[The request] Filter these entries so that only lines with the word "this" remain.

[Supplied records]
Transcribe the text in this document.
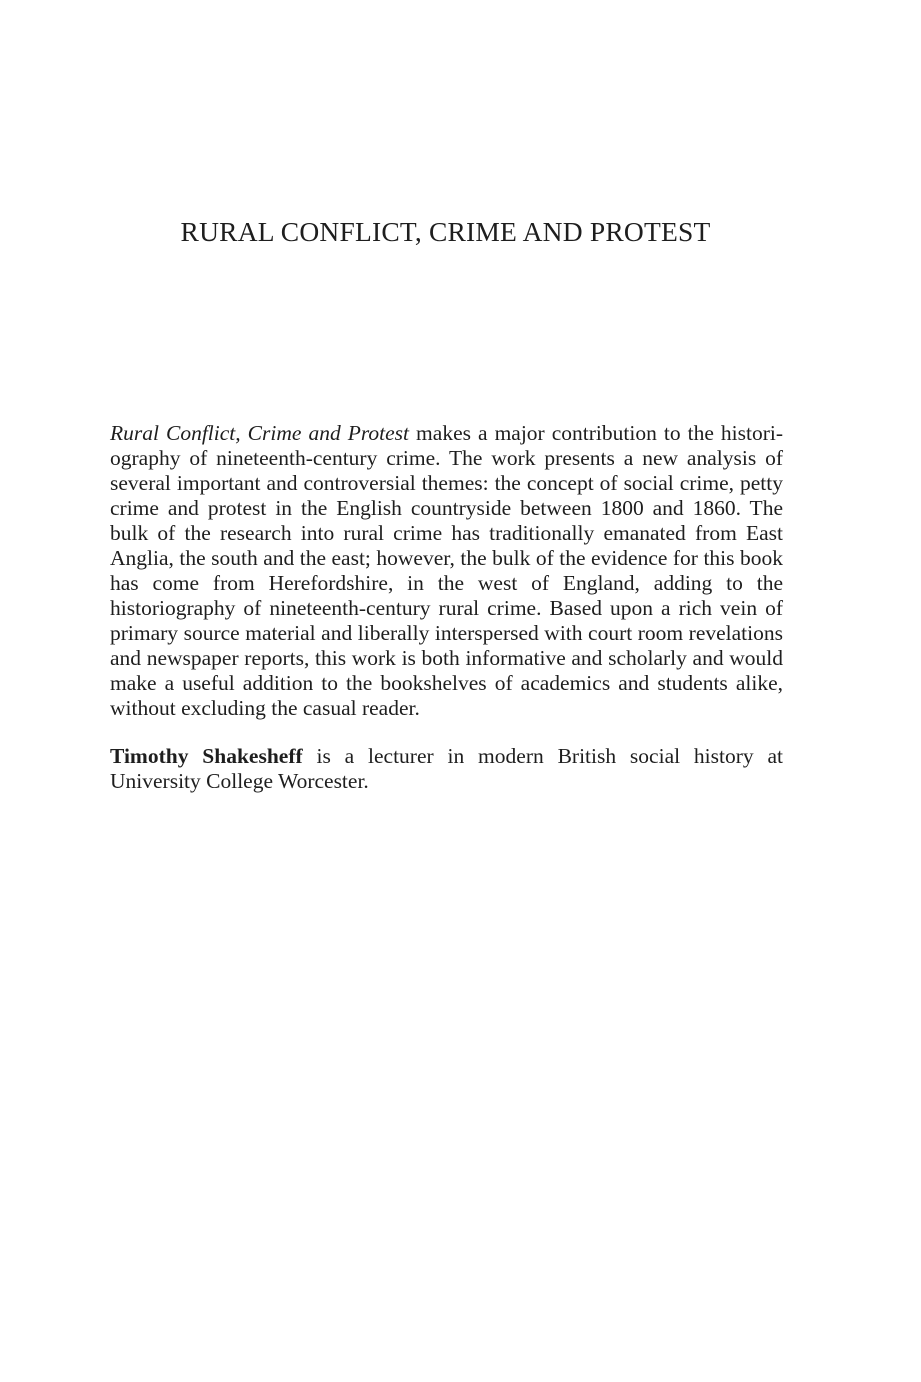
RURAL CONFLICT, CRIME AND PROTEST

Rural Conflict, Crime and Protest makes a major contribution to the historiography of nineteenth-century crime. The work presents a new analysis of several important and controversial themes: the concept of social crime, petty crime and protest in the English countryside between 1800 and 1860. The bulk of the research into rural crime has traditionally emanated from East Anglia, the south and the east; however, the bulk of the evidence for this book has come from Herefordshire, in the west of England, adding to the historiography of nineteenth-century rural crime. Based upon a rich vein of primary source material and liberally interspersed with court room revelations and newspaper reports, this work is both informative and scholarly and would make a useful addition to the bookshelves of academics and students alike, without excluding the casual reader.

Timothy Shakesheff is a lecturer in modern British social history at University College Worcester.
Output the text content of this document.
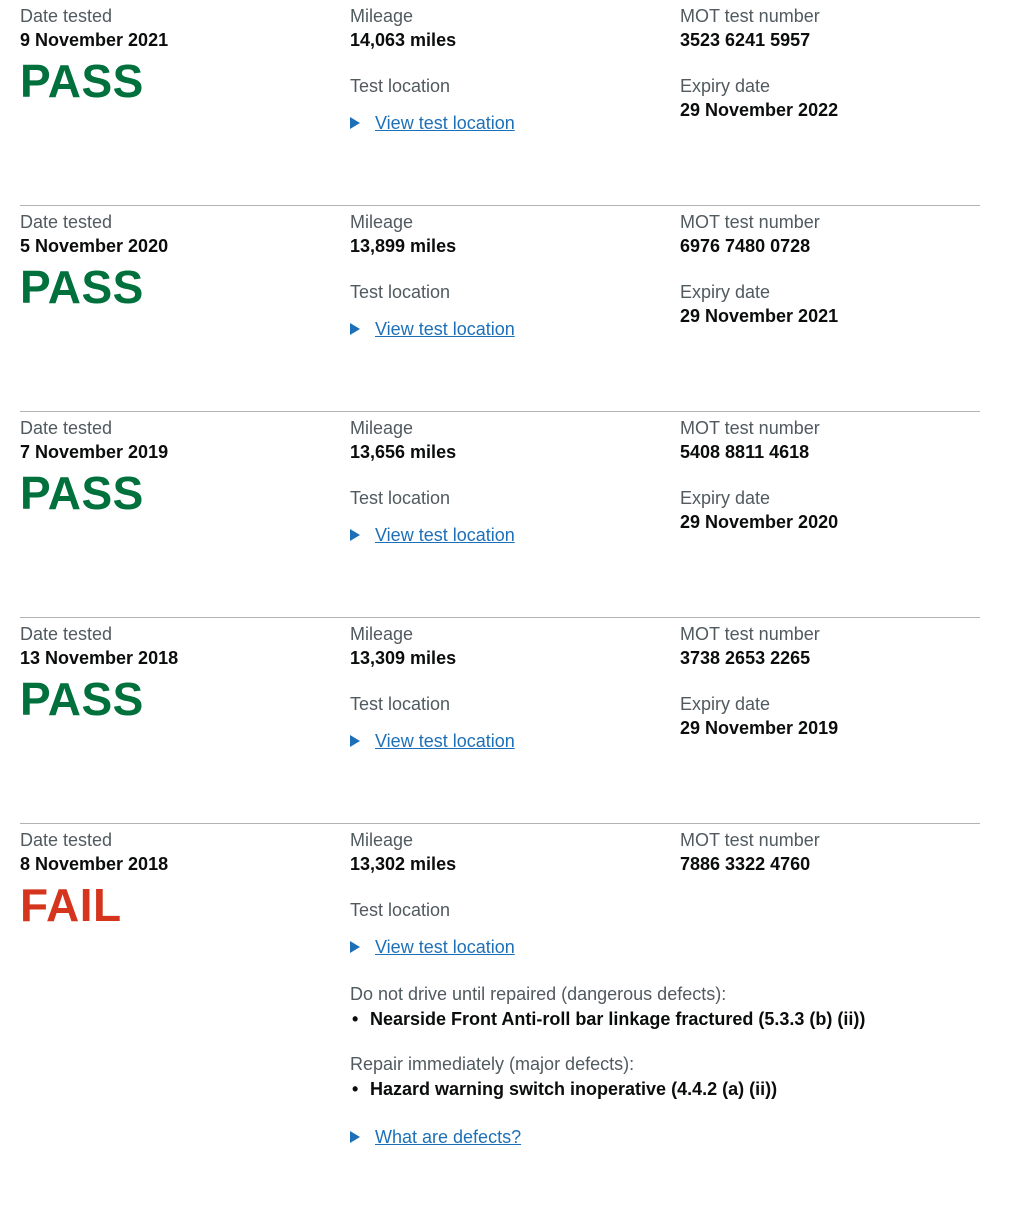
Date tested
9 November 2021
PASS
Mileage
14,063 miles
Test location
View test location
MOT test number
3523 6241 5957
Expiry date
29 November 2022
Date tested
5 November 2020
PASS
Mileage
13,899 miles
Test location
View test location
MOT test number
6976 7480 0728
Expiry date
29 November 2021
Date tested
7 November 2019
PASS
Mileage
13,656 miles
Test location
View test location
MOT test number
5408 8811 4618
Expiry date
29 November 2020
Date tested
13 November 2018
PASS
Mileage
13,309 miles
Test location
View test location
MOT test number
3738 2653 2265
Expiry date
29 November 2019
Date tested
8 November 2018
FAIL
Mileage
13,302 miles
Test location
View test location
Do not drive until repaired (dangerous defects):
• Nearside Front Anti-roll bar linkage fractured (5.3.3 (b) (ii))
Repair immediately (major defects):
• Hazard warning switch inoperative (4.4.2 (a) (ii))
What are defects?
MOT test number
7886 3322 4760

[Worked answer]
Transcribe the text in this document.
Rural Conflict, Crime and Protest makes a major contribution to the historiography of nineteenth-century crime. The work presents a new analysis of several important and controversial themes: the concept of social crime, petty crime and protest in the English countryside between 1800 and 1860. The bulk of the research into rural crime has traditionally emanated from East Anglia, the south and the east; however, the bulk of the evidence for this book has come from Herefordshire, in the west of England, adding to the historiography of nineteenth-century rural crime. Based upon a rich vein of primary source material and liberally interspersed with court room revelations and newspaper reports, this work is both informative and scholarly and would make a useful addition to the bookshelves of academics and students alike, without excluding the casual reader.
Output the text content of this document.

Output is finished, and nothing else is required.